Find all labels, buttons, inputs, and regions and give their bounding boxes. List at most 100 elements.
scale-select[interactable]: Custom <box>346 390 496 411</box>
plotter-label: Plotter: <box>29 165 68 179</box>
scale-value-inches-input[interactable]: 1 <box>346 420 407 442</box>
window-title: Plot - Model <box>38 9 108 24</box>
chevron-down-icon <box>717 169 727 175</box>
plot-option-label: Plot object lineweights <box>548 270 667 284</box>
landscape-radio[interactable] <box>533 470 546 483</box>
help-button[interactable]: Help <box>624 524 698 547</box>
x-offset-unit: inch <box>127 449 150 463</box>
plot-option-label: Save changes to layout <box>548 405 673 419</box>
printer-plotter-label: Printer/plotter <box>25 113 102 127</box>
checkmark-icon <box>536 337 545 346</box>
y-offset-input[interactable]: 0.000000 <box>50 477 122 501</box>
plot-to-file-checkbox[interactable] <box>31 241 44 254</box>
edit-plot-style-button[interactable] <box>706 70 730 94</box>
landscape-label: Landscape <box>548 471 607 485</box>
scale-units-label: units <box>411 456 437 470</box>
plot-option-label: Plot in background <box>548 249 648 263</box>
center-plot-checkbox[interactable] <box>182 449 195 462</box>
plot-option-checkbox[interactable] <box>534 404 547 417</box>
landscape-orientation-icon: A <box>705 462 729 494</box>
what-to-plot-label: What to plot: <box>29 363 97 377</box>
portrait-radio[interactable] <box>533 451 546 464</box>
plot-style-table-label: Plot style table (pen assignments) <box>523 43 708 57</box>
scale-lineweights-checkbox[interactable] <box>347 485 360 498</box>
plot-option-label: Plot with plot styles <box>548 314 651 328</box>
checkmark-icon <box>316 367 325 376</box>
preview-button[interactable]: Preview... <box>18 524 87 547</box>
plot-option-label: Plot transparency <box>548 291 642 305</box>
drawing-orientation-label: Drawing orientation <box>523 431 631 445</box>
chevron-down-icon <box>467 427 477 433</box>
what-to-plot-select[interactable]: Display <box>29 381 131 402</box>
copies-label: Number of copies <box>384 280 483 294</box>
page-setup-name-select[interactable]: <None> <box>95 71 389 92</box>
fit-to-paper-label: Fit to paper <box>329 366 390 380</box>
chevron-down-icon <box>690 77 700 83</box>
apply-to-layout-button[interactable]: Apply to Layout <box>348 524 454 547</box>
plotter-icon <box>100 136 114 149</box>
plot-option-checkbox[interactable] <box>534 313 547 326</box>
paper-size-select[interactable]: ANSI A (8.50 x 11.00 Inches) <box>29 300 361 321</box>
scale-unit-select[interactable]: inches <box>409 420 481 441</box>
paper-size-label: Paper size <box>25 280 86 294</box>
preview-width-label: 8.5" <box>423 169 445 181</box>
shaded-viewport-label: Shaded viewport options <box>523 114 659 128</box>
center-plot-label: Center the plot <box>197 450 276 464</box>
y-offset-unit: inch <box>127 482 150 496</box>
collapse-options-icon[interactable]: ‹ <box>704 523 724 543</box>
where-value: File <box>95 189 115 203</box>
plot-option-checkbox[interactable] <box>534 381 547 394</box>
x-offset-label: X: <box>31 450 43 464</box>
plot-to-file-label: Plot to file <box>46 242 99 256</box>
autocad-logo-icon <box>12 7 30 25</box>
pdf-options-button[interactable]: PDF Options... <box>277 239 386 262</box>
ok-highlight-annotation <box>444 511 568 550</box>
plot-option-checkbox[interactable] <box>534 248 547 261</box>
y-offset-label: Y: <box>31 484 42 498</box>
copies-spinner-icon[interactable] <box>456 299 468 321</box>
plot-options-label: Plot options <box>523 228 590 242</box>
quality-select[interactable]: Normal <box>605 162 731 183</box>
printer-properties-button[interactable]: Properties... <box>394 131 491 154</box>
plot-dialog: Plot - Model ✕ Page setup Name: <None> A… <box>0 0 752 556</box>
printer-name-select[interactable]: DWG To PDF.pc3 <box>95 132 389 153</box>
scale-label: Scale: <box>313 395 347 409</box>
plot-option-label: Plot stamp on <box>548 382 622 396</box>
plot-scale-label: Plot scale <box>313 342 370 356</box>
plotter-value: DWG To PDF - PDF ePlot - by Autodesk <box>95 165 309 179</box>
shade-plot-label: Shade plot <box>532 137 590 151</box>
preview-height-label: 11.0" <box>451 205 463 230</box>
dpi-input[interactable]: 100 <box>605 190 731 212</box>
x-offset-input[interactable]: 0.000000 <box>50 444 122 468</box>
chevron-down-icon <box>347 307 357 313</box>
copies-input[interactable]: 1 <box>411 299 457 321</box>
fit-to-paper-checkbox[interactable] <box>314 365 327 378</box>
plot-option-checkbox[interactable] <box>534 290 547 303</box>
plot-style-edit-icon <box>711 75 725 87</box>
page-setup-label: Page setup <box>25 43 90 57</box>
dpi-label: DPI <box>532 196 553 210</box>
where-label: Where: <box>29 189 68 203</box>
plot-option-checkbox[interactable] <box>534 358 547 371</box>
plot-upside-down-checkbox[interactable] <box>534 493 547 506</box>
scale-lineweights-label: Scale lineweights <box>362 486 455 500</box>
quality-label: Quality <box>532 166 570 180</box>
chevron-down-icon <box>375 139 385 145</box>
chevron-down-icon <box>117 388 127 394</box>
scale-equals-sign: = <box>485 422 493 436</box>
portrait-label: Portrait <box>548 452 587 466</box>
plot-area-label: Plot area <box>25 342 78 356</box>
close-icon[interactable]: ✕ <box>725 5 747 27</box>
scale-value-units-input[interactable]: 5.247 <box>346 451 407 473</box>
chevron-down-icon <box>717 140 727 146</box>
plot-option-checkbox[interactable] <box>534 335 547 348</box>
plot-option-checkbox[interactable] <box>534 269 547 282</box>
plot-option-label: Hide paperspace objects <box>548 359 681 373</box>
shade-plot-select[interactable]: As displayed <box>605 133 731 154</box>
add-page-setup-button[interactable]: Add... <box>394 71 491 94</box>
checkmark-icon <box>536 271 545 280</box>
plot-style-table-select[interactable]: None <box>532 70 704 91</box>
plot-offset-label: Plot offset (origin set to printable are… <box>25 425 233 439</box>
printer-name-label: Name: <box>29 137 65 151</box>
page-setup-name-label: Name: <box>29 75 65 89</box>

== Task objective ==
Arrange each line of the records as a Markdown table with the columns "Row" and "Line", numbering the rows in order and omitting any blank lines.

== Solution to this problem ==
| Row | Line |
|---|---|
| 1 | Find all labels, buttons, inputs, and regions and give their bounding boxes. List at most 100 elements. |
| 2 | scale-select[interactable]: Custom <box>346 390 496 411</box> |
| 3 | plotter-label: Plotter: <box>29 165 68 179</box> |
| 4 | scale-value-inches-input[interactable]: 1 <box>346 420 407 442</box> |
| 5 | window-title: Plot - Model <box>38 9 108 24</box> |
| 6 | chevron-down-icon <box>717 169 727 175</box> |
| 7 | plot-option-label: Plot object lineweights <box>548 270 667 284</box> |
| 8 | landscape-radio[interactable] <box>533 470 546 483</box> |
| 9 | help-button[interactable]: Help <box>624 524 698 547</box> |
| 10 | x-offset-unit: inch <box>127 449 150 463</box> |
| 11 | plot-option-label: Save changes to layout <box>548 405 673 419</box> |
| 12 | printer-plotter-label: Printer/plotter <box>25 113 102 127</box> |
| 13 | checkmark-icon <box>536 337 545 346</box> |
| 14 | y-offset-input[interactable]: 0.000000 <box>50 477 122 501</box> |
| 15 | plot-to-file-checkbox[interactable] <box>31 241 44 254</box> |
| 16 | edit-plot-style-button[interactable] <box>706 70 730 94</box> |
| 17 | landscape-label: Landscape <box>548 471 607 485</box> |
| 18 | scale-units-label: units <box>411 456 437 470</box> |
| 19 | plot-option-label: Plot in background <box>548 249 648 263</box> |
| 20 | center-plot-checkbox[interactable] <box>182 449 195 462</box> |
| 21 | plot-option-checkbox[interactable] <box>534 404 547 417</box> |
| 22 | landscape-orientation-icon: A <box>705 462 729 494</box> |
| 23 | what-to-plot-label: What to plot: <box>29 363 97 377</box> |
| 24 | portrait-radio[interactable] <box>533 451 546 464</box> |
| 25 | plot-style-table-label: Plot style table (pen assignments) <box>523 43 708 57</box> |
| 26 | scale-lineweights-checkbox[interactable] <box>347 485 360 498</box> |
| 27 | plot-option-label: Plot with plot styles <box>548 314 651 328</box> |
| 28 | checkmark-icon <box>316 367 325 376</box> |
| 29 | preview-button[interactable]: Preview... <box>18 524 87 547</box> |
| 30 | plot-option-label: Plot transparency <box>548 291 642 305</box> |
| 31 | drawing-orientation-label: Drawing orientation <box>523 431 631 445</box> |
| 32 | chevron-down-icon <box>467 427 477 433</box> |
| 33 | what-to-plot-select[interactable]: Display <box>29 381 131 402</box> |
| 34 | copies-label: Number of copies <box>384 280 483 294</box> |
| 35 | page-setup-name-select[interactable]: <None> <box>95 71 389 92</box> |
| 36 | fit-to-paper-label: Fit to paper <box>329 366 390 380</box> |
| 37 | chevron-down-icon <box>690 77 700 83</box> |
| 38 | apply-to-layout-button[interactable]: Apply to Layout <box>348 524 454 547</box> |
| 39 | plotter-icon <box>100 136 114 149</box> |
| 40 | plot-option-checkbox[interactable] <box>534 313 547 326</box> |
| 41 | paper-size-select[interactable]: ANSI A (8.50 x 11.00 Inches) <box>29 300 361 321</box> |
| 42 | scale-unit-select[interactable]: inches <box>409 420 481 441</box> |
| 43 | paper-size-label: Paper size <box>25 280 86 294</box> |
| 44 | preview-width-label: 8.5" <box>423 169 445 181</box> |
| 45 | shaded-viewport-label: Shaded viewport options <box>523 114 659 128</box> |
| 46 | center-plot-label: Center the plot <box>197 450 276 464</box> |
| 47 | y-offset-unit: inch <box>127 482 150 496</box> |
| 48 | collapse-options-icon[interactable]: ‹ <box>704 523 724 543</box> |
| 49 | where-value: File <box>95 189 115 203</box> |
| 50 | plot-option-checkbox[interactable] <box>534 381 547 394</box> |
| 51 | x-offset-label: X: <box>31 450 43 464</box> |
| 52 | plot-to-file-label: Plot to file <box>46 242 99 256</box> |
| 53 | autocad-logo-icon <box>12 7 30 25</box> |
| 54 | pdf-options-button[interactable]: PDF Options... <box>277 239 386 262</box> |
| 55 | ok-highlight-annotation <box>444 511 568 550</box> |
| 56 | plot-option-checkbox[interactable] <box>534 248 547 261</box> |
| 57 | y-offset-label: Y: <box>31 484 42 498</box> |
| 58 | copies-spinner-icon[interactable] <box>456 299 468 321</box> |
| 59 | plot-options-label: Plot options <box>523 228 590 242</box> |
| 60 | quality-select[interactable]: Normal <box>605 162 731 183</box> |
| 61 | printer-properties-button[interactable]: Properties... <box>394 131 491 154</box> |
| 62 | plot-dialog: Plot - Model ✕ Page setup Name: <None> A… <box>0 0 752 556</box> |
| 63 | printer-name-select[interactable]: DWG To PDF.pc3 <box>95 132 389 153</box> |
| 64 | scale-label: Scale: <box>313 395 347 409</box> |
| 65 | plot-option-label: Plot stamp on <box>548 382 622 396</box> |
| 66 | plot-scale-label: Plot scale <box>313 342 370 356</box> |
| 67 | plotter-value: DWG To PDF - PDF ePlot - by Autodesk <box>95 165 309 179</box> |
| 68 | shade-plot-label: Shade plot <box>532 137 590 151</box> |
| 69 | preview-height-label: 11.0" <box>451 205 463 230</box> |
| 70 | dpi-input[interactable]: 100 <box>605 190 731 212</box> |
| 71 | x-offset-input[interactable]: 0.000000 <box>50 444 122 468</box> |
| 72 | chevron-down-icon <box>347 307 357 313</box> |
| 73 | copies-input[interactable]: 1 <box>411 299 457 321</box> |
| 74 | fit-to-paper-checkbox[interactable] <box>314 365 327 378</box> |
| 75 | plot-option-checkbox[interactable] <box>534 290 547 303</box> |
| 76 | plot-style-edit-icon <box>711 75 725 87</box> |
| 77 | page-setup-label: Page setup <box>25 43 90 57</box> |
| 78 | dpi-label: DPI <box>532 196 553 210</box> |
| 79 | where-label: Where: <box>29 189 68 203</box> |
| 80 | plot-option-checkbox[interactable] <box>534 358 547 371</box> |
| 81 | plot-upside-down-checkbox[interactable] <box>534 493 547 506</box> |
| 82 | scale-lineweights-label: Scale lineweights <box>362 486 455 500</box> |
| 83 | quality-label: Quality <box>532 166 570 180</box> |
| 84 | chevron-down-icon <box>375 139 385 145</box> |
| 85 | chevron-down-icon <box>117 388 127 394</box> |
| 86 | scale-equals-sign: = <box>485 422 493 436</box> |
| 87 | portrait-label: Portrait <box>548 452 587 466</box> |
| 88 | plot-area-label: Plot area <box>25 342 78 356</box> |
| 89 | close-icon[interactable]: ✕ <box>725 5 747 27</box> |
| 90 | scale-value-units-input[interactable]: 5.247 <box>346 451 407 473</box> |
| 91 | chevron-down-icon <box>717 140 727 146</box> |
| 92 | plot-option-checkbox[interactable] <box>534 335 547 348</box> |
| 93 | plot-option-checkbox[interactable] <box>534 269 547 282</box> |
| 94 | plot-option-label: Hide paperspace objects <box>548 359 681 373</box> |
| 95 | shade-plot-select[interactable]: As displayed <box>605 133 731 154</box> |
| 96 | add-page-setup-button[interactable]: Add... <box>394 71 491 94</box> |
| 97 | checkmark-icon <box>536 271 545 280</box> |
| 98 | plot-style-table-select[interactable]: None <box>532 70 704 91</box> |
| 99 | plot-offset-label: Plot offset (origin set to printable are… <box>25 425 233 439</box> |
| 100 | printer-name-label: Name: <box>29 137 65 151</box> |
| 101 | page-setup-name-label: Name: <box>29 75 65 89</box> |